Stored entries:
◇ ◇ ◇ ◇ ◇
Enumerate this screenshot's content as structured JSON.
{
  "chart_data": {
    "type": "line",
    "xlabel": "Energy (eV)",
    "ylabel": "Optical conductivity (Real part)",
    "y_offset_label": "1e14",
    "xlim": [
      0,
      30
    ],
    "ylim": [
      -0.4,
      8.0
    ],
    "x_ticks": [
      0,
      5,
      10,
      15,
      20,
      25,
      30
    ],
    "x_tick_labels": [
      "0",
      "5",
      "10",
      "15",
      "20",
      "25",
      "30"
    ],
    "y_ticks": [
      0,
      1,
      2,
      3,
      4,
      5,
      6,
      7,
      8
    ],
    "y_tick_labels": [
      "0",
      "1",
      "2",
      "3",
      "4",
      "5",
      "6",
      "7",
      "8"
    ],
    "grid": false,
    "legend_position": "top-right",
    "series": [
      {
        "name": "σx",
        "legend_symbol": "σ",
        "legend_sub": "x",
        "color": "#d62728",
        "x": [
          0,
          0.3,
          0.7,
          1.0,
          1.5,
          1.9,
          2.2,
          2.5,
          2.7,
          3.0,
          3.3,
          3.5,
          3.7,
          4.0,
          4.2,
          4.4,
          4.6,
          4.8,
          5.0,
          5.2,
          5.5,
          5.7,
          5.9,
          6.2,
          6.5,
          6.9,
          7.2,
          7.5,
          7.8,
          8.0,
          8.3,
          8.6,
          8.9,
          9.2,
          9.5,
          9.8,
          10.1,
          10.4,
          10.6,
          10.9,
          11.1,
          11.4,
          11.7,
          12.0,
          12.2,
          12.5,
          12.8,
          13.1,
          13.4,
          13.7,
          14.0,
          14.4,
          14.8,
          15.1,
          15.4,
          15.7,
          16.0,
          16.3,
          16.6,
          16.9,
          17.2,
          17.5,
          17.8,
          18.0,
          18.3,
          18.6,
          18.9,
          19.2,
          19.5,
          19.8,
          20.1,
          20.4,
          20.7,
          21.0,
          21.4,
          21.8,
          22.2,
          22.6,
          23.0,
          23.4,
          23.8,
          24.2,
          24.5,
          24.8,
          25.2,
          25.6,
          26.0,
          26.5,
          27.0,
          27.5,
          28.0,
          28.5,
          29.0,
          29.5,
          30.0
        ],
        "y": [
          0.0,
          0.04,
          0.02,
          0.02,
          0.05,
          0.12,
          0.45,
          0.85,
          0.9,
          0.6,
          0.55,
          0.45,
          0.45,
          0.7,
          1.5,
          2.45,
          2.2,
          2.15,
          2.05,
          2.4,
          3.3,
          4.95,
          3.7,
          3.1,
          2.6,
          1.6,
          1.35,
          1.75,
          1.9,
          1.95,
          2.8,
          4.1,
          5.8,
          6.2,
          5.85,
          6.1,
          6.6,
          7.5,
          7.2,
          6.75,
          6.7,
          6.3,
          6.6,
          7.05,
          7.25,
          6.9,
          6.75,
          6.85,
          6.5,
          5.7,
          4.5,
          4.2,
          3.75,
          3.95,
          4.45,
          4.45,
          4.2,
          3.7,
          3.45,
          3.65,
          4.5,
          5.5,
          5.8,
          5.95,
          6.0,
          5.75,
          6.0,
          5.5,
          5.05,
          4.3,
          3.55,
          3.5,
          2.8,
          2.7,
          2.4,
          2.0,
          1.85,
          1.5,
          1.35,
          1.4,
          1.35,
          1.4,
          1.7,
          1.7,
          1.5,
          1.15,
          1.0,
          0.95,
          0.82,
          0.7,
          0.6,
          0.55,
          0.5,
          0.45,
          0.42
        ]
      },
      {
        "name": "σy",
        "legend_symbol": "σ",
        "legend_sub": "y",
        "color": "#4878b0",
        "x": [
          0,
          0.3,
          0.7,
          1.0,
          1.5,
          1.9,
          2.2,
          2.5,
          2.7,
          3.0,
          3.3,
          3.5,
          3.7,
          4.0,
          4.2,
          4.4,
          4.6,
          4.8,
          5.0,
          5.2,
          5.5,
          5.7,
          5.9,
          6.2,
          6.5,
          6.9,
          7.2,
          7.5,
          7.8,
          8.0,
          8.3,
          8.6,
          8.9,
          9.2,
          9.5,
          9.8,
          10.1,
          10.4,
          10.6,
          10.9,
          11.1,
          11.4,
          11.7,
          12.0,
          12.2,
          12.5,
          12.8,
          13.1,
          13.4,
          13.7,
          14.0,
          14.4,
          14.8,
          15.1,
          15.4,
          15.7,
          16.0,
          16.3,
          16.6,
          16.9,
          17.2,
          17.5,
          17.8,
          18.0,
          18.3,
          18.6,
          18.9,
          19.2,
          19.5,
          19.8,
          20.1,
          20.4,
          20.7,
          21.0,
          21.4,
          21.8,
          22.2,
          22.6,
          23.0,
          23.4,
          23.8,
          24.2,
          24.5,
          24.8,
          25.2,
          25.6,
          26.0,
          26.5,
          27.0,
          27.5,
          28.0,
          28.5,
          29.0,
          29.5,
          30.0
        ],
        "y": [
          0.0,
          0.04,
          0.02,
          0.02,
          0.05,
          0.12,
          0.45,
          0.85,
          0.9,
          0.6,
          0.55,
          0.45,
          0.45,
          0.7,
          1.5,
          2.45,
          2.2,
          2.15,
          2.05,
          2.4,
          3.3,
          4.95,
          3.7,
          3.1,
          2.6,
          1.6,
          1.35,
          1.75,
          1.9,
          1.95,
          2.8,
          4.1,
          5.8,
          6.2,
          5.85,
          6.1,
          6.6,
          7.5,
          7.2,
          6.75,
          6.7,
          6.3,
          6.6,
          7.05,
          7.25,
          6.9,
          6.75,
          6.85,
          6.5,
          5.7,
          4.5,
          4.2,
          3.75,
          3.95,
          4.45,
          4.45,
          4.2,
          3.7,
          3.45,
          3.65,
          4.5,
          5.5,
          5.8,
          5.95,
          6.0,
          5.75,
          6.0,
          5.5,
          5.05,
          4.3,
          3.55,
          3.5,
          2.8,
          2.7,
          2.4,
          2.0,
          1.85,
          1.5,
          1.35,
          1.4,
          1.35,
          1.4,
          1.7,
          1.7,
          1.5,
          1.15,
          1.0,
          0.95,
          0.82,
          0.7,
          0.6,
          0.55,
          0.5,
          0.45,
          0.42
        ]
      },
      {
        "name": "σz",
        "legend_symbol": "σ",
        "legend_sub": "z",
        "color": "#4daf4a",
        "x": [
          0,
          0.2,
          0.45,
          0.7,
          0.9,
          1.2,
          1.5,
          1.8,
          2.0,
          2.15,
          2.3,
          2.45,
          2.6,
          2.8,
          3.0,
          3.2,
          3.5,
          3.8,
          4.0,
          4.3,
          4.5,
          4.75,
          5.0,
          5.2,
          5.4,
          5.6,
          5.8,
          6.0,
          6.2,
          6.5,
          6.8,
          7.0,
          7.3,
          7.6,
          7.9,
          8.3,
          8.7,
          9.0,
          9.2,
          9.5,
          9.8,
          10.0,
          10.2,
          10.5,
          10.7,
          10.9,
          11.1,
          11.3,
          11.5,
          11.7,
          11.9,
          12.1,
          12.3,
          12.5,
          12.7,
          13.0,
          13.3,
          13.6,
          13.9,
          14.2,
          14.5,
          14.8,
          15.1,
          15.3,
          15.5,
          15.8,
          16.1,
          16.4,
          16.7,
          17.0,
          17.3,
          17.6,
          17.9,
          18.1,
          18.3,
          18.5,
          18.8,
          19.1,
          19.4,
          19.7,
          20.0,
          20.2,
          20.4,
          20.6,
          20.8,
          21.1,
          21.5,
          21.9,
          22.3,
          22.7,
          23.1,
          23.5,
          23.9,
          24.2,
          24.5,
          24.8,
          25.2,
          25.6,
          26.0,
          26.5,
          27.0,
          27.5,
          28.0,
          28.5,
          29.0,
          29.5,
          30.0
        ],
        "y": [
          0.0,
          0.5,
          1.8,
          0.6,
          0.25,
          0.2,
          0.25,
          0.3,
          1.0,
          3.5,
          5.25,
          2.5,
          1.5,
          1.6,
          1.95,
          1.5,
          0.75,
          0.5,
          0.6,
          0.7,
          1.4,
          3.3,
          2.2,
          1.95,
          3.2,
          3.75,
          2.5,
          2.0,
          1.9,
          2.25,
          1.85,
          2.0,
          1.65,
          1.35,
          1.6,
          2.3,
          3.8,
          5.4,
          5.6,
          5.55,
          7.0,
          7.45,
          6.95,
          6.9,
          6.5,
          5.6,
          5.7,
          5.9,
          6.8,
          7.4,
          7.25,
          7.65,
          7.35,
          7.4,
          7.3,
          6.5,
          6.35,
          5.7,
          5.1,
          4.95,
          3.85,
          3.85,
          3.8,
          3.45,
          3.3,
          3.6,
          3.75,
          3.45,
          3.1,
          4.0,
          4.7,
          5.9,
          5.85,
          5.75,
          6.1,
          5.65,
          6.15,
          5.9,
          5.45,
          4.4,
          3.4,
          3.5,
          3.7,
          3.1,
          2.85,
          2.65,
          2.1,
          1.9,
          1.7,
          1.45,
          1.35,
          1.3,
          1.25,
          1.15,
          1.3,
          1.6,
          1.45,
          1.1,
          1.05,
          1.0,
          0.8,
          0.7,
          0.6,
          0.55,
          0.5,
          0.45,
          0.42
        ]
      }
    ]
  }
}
◇ ◇ ◇ ◇ ◇
Given task: Copy, from the material, each line that holds the string "color".

Complete output:
        "color": "#d62728",
        "color": "#4878b0",
        "color": "#4daf4a",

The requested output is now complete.